BEGIN
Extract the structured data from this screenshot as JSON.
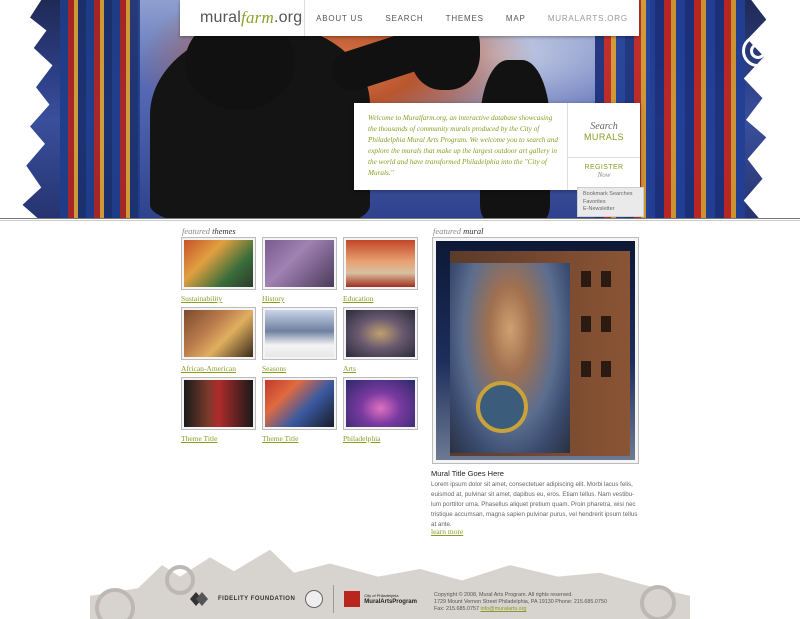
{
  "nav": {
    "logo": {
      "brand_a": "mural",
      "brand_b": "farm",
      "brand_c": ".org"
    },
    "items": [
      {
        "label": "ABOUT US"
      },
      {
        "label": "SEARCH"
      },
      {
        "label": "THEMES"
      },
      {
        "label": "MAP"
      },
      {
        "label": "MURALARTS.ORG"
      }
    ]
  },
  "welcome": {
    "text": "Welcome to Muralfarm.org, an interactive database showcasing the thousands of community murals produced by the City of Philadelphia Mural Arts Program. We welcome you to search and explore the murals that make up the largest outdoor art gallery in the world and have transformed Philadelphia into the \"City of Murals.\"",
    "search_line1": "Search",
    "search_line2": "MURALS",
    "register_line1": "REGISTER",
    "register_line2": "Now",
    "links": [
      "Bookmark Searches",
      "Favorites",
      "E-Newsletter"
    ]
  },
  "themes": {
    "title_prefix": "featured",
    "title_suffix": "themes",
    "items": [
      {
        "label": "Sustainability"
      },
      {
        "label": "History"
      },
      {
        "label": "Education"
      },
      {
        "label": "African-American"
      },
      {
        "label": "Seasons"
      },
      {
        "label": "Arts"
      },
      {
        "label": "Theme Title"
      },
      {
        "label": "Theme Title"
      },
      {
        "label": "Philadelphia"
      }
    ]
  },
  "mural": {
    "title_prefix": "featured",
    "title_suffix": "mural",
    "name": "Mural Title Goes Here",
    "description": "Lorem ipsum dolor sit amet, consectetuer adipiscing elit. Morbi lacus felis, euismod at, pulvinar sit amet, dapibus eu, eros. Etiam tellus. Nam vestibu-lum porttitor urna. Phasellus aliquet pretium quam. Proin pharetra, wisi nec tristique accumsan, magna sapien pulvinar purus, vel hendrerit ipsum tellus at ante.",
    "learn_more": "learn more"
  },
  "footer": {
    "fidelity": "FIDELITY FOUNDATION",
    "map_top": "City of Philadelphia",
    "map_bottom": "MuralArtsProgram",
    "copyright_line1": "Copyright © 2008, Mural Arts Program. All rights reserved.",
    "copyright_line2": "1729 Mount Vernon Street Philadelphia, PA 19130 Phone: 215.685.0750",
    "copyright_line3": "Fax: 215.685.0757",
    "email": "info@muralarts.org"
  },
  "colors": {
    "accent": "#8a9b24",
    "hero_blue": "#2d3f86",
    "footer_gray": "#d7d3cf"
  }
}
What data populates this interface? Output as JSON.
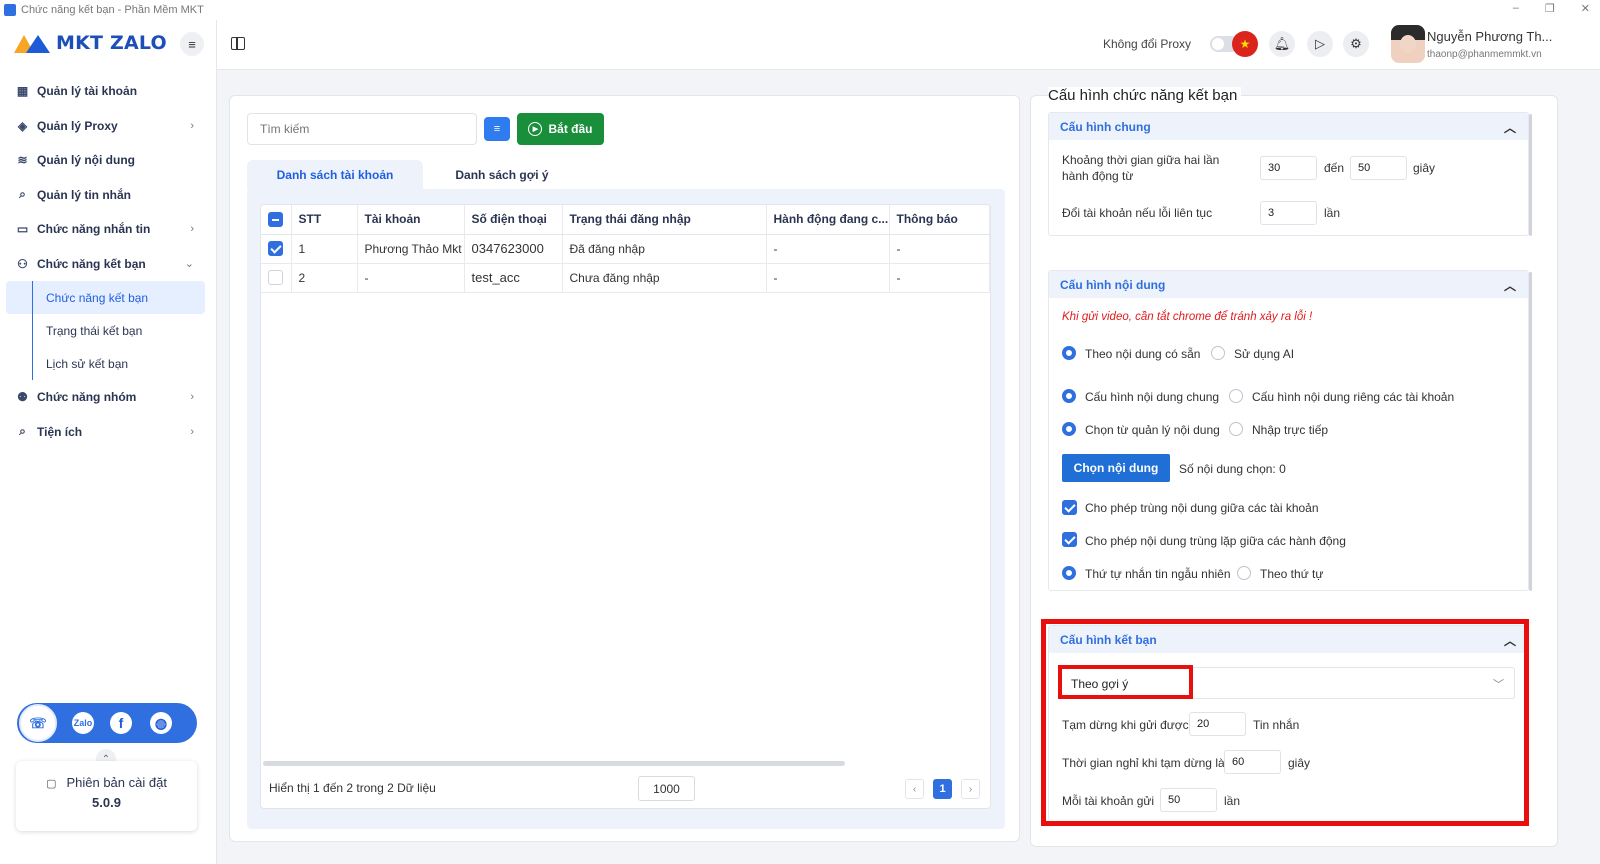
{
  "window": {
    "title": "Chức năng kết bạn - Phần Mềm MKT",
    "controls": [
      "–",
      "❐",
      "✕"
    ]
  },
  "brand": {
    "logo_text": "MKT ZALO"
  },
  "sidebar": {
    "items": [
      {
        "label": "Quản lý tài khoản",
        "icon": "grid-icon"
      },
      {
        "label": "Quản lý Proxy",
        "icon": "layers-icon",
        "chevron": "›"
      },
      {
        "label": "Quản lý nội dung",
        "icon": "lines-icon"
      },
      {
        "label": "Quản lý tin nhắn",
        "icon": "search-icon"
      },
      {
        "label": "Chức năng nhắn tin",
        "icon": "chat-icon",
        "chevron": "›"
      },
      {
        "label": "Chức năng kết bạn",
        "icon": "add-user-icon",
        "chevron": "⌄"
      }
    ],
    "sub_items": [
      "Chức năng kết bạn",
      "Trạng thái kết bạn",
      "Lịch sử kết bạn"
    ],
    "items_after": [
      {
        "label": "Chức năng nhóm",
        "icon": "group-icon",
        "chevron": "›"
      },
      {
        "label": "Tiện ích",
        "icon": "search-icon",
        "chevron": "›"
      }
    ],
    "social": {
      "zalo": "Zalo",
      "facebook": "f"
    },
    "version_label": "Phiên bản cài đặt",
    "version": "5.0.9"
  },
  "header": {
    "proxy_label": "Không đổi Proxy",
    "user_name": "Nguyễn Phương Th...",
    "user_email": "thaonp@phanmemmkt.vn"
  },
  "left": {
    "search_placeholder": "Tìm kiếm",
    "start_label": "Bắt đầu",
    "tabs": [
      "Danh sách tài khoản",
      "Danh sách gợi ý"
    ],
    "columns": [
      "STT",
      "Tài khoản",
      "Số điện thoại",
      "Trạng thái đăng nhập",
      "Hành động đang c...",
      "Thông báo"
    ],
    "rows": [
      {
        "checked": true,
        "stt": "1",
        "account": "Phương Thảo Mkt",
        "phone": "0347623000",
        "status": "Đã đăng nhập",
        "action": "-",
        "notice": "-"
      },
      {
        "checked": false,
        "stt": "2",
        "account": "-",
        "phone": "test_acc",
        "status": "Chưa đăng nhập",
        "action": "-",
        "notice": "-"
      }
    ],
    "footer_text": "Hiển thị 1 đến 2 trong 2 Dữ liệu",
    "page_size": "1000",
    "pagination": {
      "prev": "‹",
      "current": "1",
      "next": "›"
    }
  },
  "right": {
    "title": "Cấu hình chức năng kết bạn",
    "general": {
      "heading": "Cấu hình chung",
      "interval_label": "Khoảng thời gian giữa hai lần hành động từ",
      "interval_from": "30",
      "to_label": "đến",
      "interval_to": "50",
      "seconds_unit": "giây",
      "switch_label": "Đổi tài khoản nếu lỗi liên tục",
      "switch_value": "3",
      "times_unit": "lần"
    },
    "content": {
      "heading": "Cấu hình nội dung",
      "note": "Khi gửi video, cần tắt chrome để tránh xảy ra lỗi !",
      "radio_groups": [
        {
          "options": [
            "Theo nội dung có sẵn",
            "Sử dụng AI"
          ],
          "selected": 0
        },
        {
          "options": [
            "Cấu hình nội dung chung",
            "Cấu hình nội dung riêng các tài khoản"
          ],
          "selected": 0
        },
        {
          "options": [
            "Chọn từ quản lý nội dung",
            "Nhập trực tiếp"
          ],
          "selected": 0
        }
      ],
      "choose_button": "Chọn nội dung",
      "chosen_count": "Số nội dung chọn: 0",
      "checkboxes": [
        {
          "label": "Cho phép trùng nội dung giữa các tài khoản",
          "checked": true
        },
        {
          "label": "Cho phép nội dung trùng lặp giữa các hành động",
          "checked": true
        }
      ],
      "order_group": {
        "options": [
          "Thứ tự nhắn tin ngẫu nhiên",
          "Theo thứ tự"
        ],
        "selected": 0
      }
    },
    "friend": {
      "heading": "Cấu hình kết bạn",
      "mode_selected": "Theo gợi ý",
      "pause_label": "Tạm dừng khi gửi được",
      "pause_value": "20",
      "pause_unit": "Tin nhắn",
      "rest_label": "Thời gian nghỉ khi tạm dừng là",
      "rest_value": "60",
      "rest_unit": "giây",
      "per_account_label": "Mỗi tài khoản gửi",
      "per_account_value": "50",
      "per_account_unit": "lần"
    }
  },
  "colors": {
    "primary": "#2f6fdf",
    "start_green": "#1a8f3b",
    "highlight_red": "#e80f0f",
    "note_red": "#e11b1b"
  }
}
END
BEGIN
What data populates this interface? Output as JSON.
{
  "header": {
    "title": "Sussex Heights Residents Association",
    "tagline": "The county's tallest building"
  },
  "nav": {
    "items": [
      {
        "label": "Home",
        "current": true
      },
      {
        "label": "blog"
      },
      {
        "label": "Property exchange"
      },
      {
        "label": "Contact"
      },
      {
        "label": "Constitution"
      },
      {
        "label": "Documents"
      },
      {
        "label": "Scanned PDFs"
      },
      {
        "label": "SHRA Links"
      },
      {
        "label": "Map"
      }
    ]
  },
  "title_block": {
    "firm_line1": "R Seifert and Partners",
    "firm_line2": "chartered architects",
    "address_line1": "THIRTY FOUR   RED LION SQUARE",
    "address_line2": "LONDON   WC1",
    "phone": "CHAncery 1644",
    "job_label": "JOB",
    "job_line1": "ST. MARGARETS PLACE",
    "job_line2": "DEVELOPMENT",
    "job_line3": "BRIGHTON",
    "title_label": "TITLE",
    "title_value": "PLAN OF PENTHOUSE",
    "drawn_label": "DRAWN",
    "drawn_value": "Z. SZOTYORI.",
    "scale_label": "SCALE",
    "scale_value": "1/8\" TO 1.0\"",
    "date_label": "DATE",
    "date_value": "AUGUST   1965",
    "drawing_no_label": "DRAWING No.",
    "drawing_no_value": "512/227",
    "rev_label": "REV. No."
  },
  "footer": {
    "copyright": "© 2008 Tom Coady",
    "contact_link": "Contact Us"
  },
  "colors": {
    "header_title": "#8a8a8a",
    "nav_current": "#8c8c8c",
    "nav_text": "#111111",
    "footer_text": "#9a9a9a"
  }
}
END
• Stated task:
Select, from the listing, all lines that include the word "icon".

• Expected answer:
        "icon": "grid-icon"
        "icon": "layers-icon",
        "icon": "lines-icon"
        "icon": "search-icon"
        "icon": "chat-icon",
        "icon": "add-user-icon",
        "icon": "group-icon",
        "icon": "search-icon",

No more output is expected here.